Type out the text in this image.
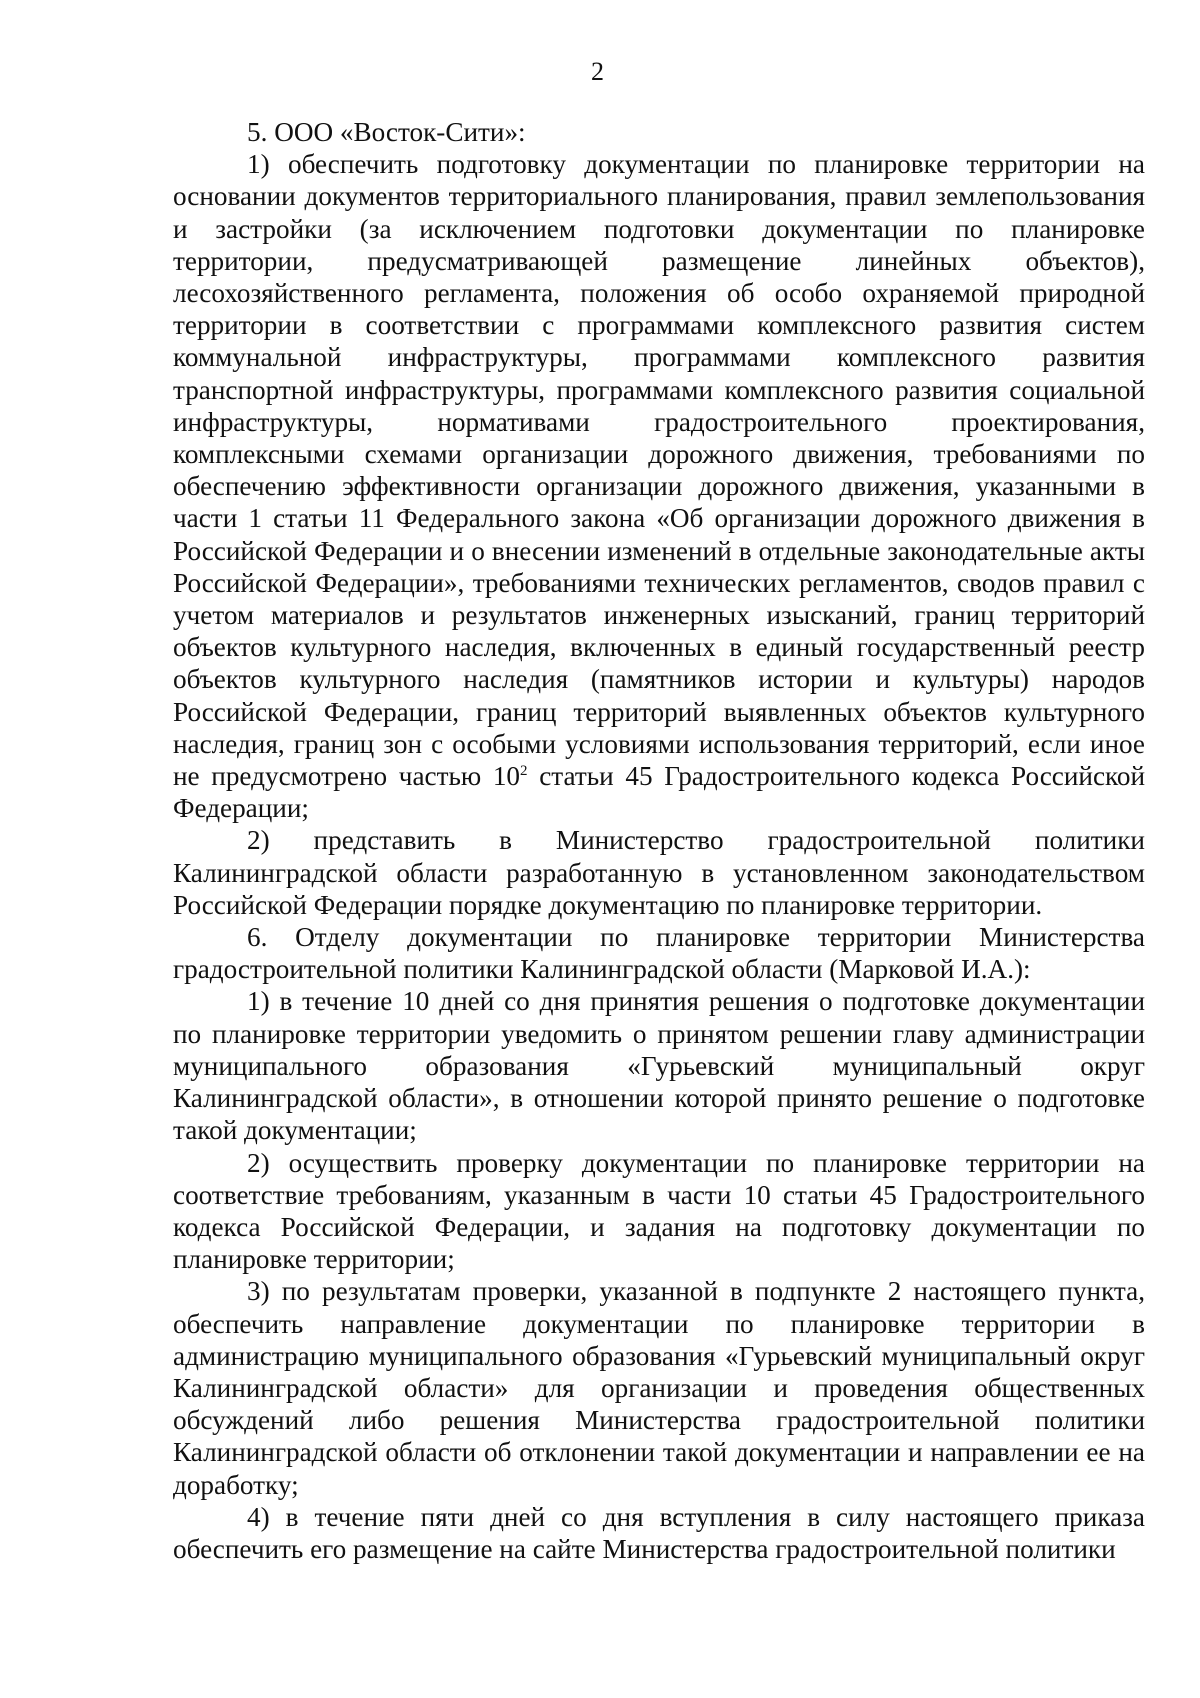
2

5. ООО «Восток-Сити»:

1) обеспечить подготовку документации по планировке территории на основании документов территориального планирования, правил землепользования и застройки (за исключением подготовки документации по планировке территории, предусматривающей размещение линейных объектов), лесохозяйственного регламента, положения об особо охраняемой природной территории в соответствии с программами комплексного развития систем коммунальной инфраструктуры, программами комплексного развития транспортной инфраструктуры, программами комплексного развития социальной инфраструктуры, нормативами градостроительного проектирования, комплексными схемами организации дорожного движения, требованиями по обеспечению эффективности организации дорожного движения, указанными в части 1 статьи 11 Федерального закона «Об организации дорожного движения в Российской Федерации и о внесении изменений в отдельные законодательные акты Российской Федерации», требованиями технических регламентов, сводов правил с учетом материалов и результатов инженерных изысканий, границ территорий объектов культурного наследия, включенных в единый государственный реестр объектов культурного наследия (памятников истории и культуры) народов Российской Федерации, границ территорий выявленных объектов культурного наследия, границ зон с особыми условиями использования территорий, если иное не предусмотрено частью $10^2$ статьи 45 Градостроительного кодекса Российской Федерации;

2) представить в Министерство градостроительной политики Калининградской области разработанную в установленном законодательством Российской Федерации порядке документацию по планировке территории.

6. Отделу документации по планировке территории Министерства градостроительной политики Калининградской области (Марковой И.А.):

1) в течение 10 дней со дня принятия решения о подготовке документации по планировке территории уведомить о принятом решении главу администрации муниципального образования «Гурьевский муниципальный округ Калининградской области», в отношении которой принято решение о подготовке такой документации;

2) осуществить проверку документации по планировке территории на соответствие требованиям, указанным в части 10 статьи 45 Градостроительного кодекса Российской Федерации, и задания на подготовку документации по планировке территории;

3) по результатам проверки, указанной в подпункте 2 настоящего пункта, обеспечить направление документации по планировке территории в администрацию муниципального образования «Гурьевский муниципальный округ Калининградской области» для организации и проведения общественных обсуждений либо решения Министерства градостроительной политики Калининградской области об отклонении такой документации и направлении ее на доработку;

4) в течение пяти дней со дня вступления в силу настоящего приказа обеспечить его размещение на сайте Министерства градостроительной политики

> **Request**
Transcribe the full listing character for character. Pictures are excluded.

> **Reply**
Type out the text in this image.
2

5. ООО «Восток-Сити»:

1) обеспечить подготовку документации по планировке территории на основании документов территориального планирования, правил землепользования и застройки (за исключением подготовки документации по планировке территории, предусматривающей размещение линейных объектов), лесохозяйственного регламента, положения об особо охраняемой природной территории в соответствии с программами комплексного развития систем коммунальной инфраструктуры, программами комплексного развития транспортной инфраструктуры, программами комплексного развития социальной инфраструктуры, нормативами градостроительного проектирования, комплексными схемами организации дорожного движения, требованиями по обеспечению эффективности организации дорожного движения, указанными в части 1 статьи 11 Федерального закона «Об организации дорожного движения в Российской Федерации и о внесении изменений в отдельные законодательные акты Российской Федерации», требованиями технических регламентов, сводов правил с учетом материалов и результатов инженерных изысканий, границ территорий объектов культурного наследия, включенных в единый государственный реестр объектов культурного наследия (памятников истории и культуры) народов Российской Федерации, границ территорий выявленных объектов культурного наследия, границ зон с особыми условиями использования территорий, если иное не предусмотрено частью $10^2$ статьи 45 Градостроительного кодекса Российской Федерации;

2) представить в Министерство градостроительной политики Калининградской области разработанную в установленном законодательством Российской Федерации порядке документацию по планировке территории.

6. Отделу документации по планировке территории Министерства градостроительной политики Калининградской области (Марковой И.А.):

1) в течение 10 дней со дня принятия решения о подготовке документации по планировке территории уведомить о принятом решении главу администрации муниципального образования «Гурьевский муниципальный округ Калининградской области», в отношении которой принято решение о подготовке такой документации;

2) осуществить проверку документации по планировке территории на соответствие требованиям, указанным в части 10 статьи 45 Градостроительного кодекса Российской Федерации, и задания на подготовку документации по планировке территории;

3) по результатам проверки, указанной в подпункте 2 настоящего пункта, обеспечить направление документации по планировке территории в администрацию муниципального образования «Гурьевский муниципальный округ Калининградской области» для организации и проведения общественных обсуждений либо решения Министерства градостроительной политики Калининградской области об отклонении такой документации и направлении ее на доработку;

4) в течение пяти дней со дня вступления в силу настоящего приказа обеспечить его размещение на сайте Министерства градостроительной политики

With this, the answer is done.